*** Source records Section Begins ***

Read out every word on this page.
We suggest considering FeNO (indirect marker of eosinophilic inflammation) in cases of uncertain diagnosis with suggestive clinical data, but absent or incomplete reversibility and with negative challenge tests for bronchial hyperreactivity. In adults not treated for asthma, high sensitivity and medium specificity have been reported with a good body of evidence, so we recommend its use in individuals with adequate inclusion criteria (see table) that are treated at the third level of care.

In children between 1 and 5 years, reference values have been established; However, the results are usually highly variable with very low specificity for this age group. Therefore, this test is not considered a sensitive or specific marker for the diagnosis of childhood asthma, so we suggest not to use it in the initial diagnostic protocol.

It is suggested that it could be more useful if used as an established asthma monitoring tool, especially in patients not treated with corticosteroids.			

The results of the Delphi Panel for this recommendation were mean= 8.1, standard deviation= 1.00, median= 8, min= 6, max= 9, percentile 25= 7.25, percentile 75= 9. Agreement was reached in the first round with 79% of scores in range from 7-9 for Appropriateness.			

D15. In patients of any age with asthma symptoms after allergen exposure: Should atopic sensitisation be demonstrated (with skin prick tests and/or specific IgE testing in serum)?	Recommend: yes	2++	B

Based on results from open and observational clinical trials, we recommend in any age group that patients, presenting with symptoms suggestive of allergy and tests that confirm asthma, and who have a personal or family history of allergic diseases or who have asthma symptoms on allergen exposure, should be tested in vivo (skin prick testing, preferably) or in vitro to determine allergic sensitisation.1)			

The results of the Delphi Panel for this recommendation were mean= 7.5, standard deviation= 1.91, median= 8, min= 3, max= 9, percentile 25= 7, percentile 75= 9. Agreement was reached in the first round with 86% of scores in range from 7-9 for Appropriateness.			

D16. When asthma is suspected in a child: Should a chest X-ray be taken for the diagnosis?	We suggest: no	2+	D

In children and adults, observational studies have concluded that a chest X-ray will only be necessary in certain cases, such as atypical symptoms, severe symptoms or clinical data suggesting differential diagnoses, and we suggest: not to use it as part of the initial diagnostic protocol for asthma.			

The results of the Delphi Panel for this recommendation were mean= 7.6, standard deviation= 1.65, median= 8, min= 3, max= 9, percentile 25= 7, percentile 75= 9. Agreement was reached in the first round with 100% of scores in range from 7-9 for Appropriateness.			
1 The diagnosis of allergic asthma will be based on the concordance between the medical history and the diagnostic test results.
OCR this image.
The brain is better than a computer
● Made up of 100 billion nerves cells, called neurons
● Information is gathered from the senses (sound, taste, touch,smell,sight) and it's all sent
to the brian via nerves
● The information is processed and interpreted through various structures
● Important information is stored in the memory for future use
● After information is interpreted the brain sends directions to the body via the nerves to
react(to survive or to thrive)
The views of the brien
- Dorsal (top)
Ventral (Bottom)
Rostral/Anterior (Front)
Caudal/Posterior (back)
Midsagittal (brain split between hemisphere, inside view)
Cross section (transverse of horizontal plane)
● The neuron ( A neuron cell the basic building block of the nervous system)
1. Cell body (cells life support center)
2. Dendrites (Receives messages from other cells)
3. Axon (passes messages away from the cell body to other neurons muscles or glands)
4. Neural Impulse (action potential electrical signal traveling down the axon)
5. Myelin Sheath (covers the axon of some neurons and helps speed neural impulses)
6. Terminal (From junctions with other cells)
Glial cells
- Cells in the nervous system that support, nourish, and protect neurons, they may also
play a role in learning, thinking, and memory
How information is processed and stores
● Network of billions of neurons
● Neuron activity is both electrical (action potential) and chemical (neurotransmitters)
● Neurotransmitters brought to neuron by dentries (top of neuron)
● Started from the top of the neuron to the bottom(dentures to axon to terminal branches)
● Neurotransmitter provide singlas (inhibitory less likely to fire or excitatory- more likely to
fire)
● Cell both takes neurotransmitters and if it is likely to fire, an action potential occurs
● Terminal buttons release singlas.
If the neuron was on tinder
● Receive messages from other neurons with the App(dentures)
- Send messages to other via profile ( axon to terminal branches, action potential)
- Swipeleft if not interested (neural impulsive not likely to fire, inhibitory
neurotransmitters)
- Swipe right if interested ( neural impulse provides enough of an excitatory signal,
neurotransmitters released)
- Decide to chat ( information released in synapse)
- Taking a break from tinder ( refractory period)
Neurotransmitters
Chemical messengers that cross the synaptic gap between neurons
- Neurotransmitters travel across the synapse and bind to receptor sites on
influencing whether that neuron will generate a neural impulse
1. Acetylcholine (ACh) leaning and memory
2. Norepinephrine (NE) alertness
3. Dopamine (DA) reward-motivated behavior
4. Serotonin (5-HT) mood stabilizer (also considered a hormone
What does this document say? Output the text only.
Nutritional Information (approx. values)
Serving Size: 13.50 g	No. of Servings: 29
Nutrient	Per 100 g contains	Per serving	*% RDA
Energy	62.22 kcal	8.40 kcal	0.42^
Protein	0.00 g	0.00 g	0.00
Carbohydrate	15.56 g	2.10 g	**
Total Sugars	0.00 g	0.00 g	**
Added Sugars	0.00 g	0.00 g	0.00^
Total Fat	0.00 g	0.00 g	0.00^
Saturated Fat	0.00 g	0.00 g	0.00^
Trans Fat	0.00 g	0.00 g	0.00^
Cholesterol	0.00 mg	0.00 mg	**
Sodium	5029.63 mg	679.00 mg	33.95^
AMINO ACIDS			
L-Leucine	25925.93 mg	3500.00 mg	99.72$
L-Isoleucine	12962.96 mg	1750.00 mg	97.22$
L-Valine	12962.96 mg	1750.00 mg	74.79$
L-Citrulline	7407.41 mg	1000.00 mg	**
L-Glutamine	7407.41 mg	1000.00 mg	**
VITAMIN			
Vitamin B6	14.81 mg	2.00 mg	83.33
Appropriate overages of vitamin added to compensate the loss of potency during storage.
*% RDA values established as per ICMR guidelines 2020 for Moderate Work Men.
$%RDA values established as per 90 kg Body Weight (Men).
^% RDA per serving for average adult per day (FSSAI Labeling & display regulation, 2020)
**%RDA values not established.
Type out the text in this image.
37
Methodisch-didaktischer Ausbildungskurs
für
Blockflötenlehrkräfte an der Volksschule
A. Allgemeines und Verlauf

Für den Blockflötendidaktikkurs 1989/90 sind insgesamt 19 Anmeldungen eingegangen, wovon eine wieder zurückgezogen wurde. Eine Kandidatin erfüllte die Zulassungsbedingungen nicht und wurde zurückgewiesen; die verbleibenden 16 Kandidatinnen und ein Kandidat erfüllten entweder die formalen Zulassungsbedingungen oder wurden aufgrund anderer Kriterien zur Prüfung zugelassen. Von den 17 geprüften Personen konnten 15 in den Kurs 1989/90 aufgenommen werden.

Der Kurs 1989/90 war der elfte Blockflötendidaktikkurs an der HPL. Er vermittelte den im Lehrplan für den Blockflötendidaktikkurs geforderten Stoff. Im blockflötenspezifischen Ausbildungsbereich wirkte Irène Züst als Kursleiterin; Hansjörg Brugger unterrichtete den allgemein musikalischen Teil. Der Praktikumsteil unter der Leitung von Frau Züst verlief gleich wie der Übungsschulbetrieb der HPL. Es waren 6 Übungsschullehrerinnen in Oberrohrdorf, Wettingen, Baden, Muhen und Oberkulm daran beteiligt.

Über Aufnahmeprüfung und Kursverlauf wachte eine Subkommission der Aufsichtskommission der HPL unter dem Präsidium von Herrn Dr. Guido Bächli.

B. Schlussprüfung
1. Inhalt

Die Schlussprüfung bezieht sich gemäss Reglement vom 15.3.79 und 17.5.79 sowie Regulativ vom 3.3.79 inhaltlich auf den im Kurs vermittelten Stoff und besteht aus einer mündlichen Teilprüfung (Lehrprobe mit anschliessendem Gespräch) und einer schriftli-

*** Source records Section Ends ***

Reproduce every record, making sure each one stays exactly the same.

Read out every word on this page.
We suggest considering FeNO (indirect marker of eosinophilic inflammation) in cases of uncertain diagnosis with suggestive clinical data, but absent or incomplete reversibility and with negative challenge tests for bronchial hyperreactivity. In adults not treated for asthma, high sensitivity and medium specificity have been reported with a good body of evidence, so we recommend its use in individuals with adequate inclusion criteria (see table) that are treated at the third level of care.

In children between 1 and 5 years, reference values have been established; However, the results are usually highly variable with very low specificity for this age group. Therefore, this test is not considered a sensitive or specific marker for the diagnosis of childhood asthma, so we suggest not to use it in the initial diagnostic protocol.

It is suggested that it could be more useful if used as an established asthma monitoring tool, especially in patients not treated with corticosteroids.			

The results of the Delphi Panel for this recommendation were mean= 8.1, standard deviation= 1.00, median= 8, min= 6, max= 9, percentile 25= 7.25, percentile 75= 9. Agreement was reached in the first round with 79% of scores in range from 7-9 for Appropriateness.			

D15. In patients of any age with asthma symptoms after allergen exposure: Should atopic sensitisation be demonstrated (with skin prick tests and/or specific IgE testing in serum)?	Recommend: yes	2++	B

Based on results from open and observational clinical trials, we recommend in any age group that patients, presenting with symptoms suggestive of allergy and tests that confirm asthma, and who have a personal or family history of allergic diseases or who have asthma symptoms on allergen exposure, should be tested in vivo (skin prick testing, preferably) or in vitro to determine allergic sensitisation.1)			

The results of the Delphi Panel for this recommendation were mean= 7.5, standard deviation= 1.91, median= 8, min= 3, max= 9, percentile 25= 7, percentile 75= 9. Agreement was reached in the first round with 86% of scores in range from 7-9 for Appropriateness.			

D16. When asthma is suspected in a child: Should a chest X-ray be taken for the diagnosis?	We suggest: no	2+	D

In children and adults, observational studies have concluded that a chest X-ray will only be necessary in certain cases, such as atypical symptoms, severe symptoms or clinical data suggesting differential diagnoses, and we suggest: not to use it as part of the initial diagnostic protocol for asthma.			

The results of the Delphi Panel for this recommendation were mean= 7.6, standard deviation= 1.65, median= 8, min= 3, max= 9, percentile 25= 7, percentile 75= 9. Agreement was reached in the first round with 100% of scores in range from 7-9 for Appropriateness.			
1 The diagnosis of allergic asthma will be based on the concordance between the medical history and the diagnostic test results.
OCR this image.
The brain is better than a computer
● Made up of 100 billion nerves cells, called neurons
● Information is gathered from the senses (sound, taste, touch,smell,sight) and it's all sent
to the brian via nerves
● The information is processed and interpreted through various structures
● Important information is stored in the memory for future use
● After information is interpreted the brain sends directions to the body via the nerves to
react(to survive or to thrive)
The views of the brien
- Dorsal (top)
Ventral (Bottom)
Rostral/Anterior (Front)
Caudal/Posterior (back)
Midsagittal (brain split between hemisphere, inside view)
Cross section (transverse of horizontal plane)
● The neuron ( A neuron cell the basic building block of the nervous system)
1. Cell body (cells life support center)
2. Dendrites (Receives messages from other cells)
3. Axon (passes messages away from the cell body to other neurons muscles or glands)
4. Neural Impulse (action potential electrical signal traveling down the axon)
5. Myelin Sheath (covers the axon of some neurons and helps speed neural impulses)
6. Terminal (From junctions with other cells)
Glial cells
- Cells in the nervous system that support, nourish, and protect neurons, they may also
play a role in learning, thinking, and memory
How information is processed and stores
● Network of billions of neurons
● Neuron activity is both electrical (action potential) and chemical (neurotransmitters)
● Neurotransmitters brought to neuron by dentries (top of neuron)
● Started from the top of the neuron to the bottom(dentures to axon to terminal branches)
● Neurotransmitter provide singlas (inhibitory less likely to fire or excitatory- more likely to
fire)
● Cell both takes neurotransmitters and if it is likely to fire, an action potential occurs
● Terminal buttons release singlas.
If the neuron was on tinder
● Receive messages from other neurons with the App(dentures)
- Send messages to other via profile ( axon to terminal branches, action potential)
- Swipeleft if not interested (neural impulsive not likely to fire, inhibitory
neurotransmitters)
- Swipe right if interested ( neural impulse provides enough of an excitatory signal,
neurotransmitters released)
- Decide to chat ( information released in synapse)
- Taking a break from tinder ( refractory period)
Neurotransmitters
Chemical messengers that cross the synaptic gap between neurons
- Neurotransmitters travel across the synapse and bind to receptor sites on
influencing whether that neuron will generate a neural impulse
1. Acetylcholine (ACh) leaning and memory
2. Norepinephrine (NE) alertness
3. Dopamine (DA) reward-motivated behavior
4. Serotonin (5-HT) mood stabilizer (also considered a hormone
What does this document say? Output the text only.
Nutritional Information (approx. values)
Serving Size: 13.50 g	No. of Servings: 29
Nutrient	Per 100 g contains	Per serving	*% RDA
Energy	62.22 kcal	8.40 kcal	0.42^
Protein	0.00 g	0.00 g	0.00
Carbohydrate	15.56 g	2.10 g	**
Total Sugars	0.00 g	0.00 g	**
Added Sugars	0.00 g	0.00 g	0.00^
Total Fat	0.00 g	0.00 g	0.00^
Saturated Fat	0.00 g	0.00 g	0.00^
Trans Fat	0.00 g	0.00 g	0.00^
Cholesterol	0.00 mg	0.00 mg	**
Sodium	5029.63 mg	679.00 mg	33.95^
AMINO ACIDS			
L-Leucine	25925.93 mg	3500.00 mg	99.72$
L-Isoleucine	12962.96 mg	1750.00 mg	97.22$
L-Valine	12962.96 mg	1750.00 mg	74.79$
L-Citrulline	7407.41 mg	1000.00 mg	**
L-Glutamine	7407.41 mg	1000.00 mg	**
VITAMIN			
Vitamin B6	14.81 mg	2.00 mg	83.33
Appropriate overages of vitamin added to compensate the loss of potency during storage.
*% RDA values established as per ICMR guidelines 2020 for Moderate Work Men.
$%RDA values established as per 90 kg Body Weight (Men).
^% RDA per serving for average adult per day (FSSAI Labeling & display regulation, 2020)
**%RDA values not established.
Type out the text in this image.
37
Methodisch-didaktischer Ausbildungskurs
für
Blockflötenlehrkräfte an der Volksschule
A. Allgemeines und Verlauf

Für den Blockflötendidaktikkurs 1989/90 sind insgesamt 19 Anmeldungen eingegangen, wovon eine wieder zurückgezogen wurde. Eine Kandidatin erfüllte die Zulassungsbedingungen nicht und wurde zurückgewiesen; die verbleibenden 16 Kandidatinnen und ein Kandidat erfüllten entweder die formalen Zulassungsbedingungen oder wurden aufgrund anderer Kriterien zur Prüfung zugelassen. Von den 17 geprüften Personen konnten 15 in den Kurs 1989/90 aufgenommen werden.

Der Kurs 1989/90 war der elfte Blockflötendidaktikkurs an der HPL. Er vermittelte den im Lehrplan für den Blockflötendidaktikkurs geforderten Stoff. Im blockflötenspezifischen Ausbildungsbereich wirkte Irène Züst als Kursleiterin; Hansjörg Brugger unterrichtete den allgemein musikalischen Teil. Der Praktikumsteil unter der Leitung von Frau Züst verlief gleich wie der Übungsschulbetrieb der HPL. Es waren 6 Übungsschullehrerinnen in Oberrohrdorf, Wettingen, Baden, Muhen und Oberkulm daran beteiligt.

Über Aufnahmeprüfung und Kursverlauf wachte eine Subkommission der Aufsichtskommission der HPL unter dem Präsidium von Herrn Dr. Guido Bächli.

B. Schlussprüfung
1. Inhalt

Die Schlussprüfung bezieht sich gemäss Reglement vom 15.3.79 und 17.5.79 sowie Regulativ vom 3.3.79 inhaltlich auf den im Kurs vermittelten Stoff und besteht aus einer mündlichen Teilprüfung (Lehrprobe mit anschliessendem Gespräch) und einer schriftli-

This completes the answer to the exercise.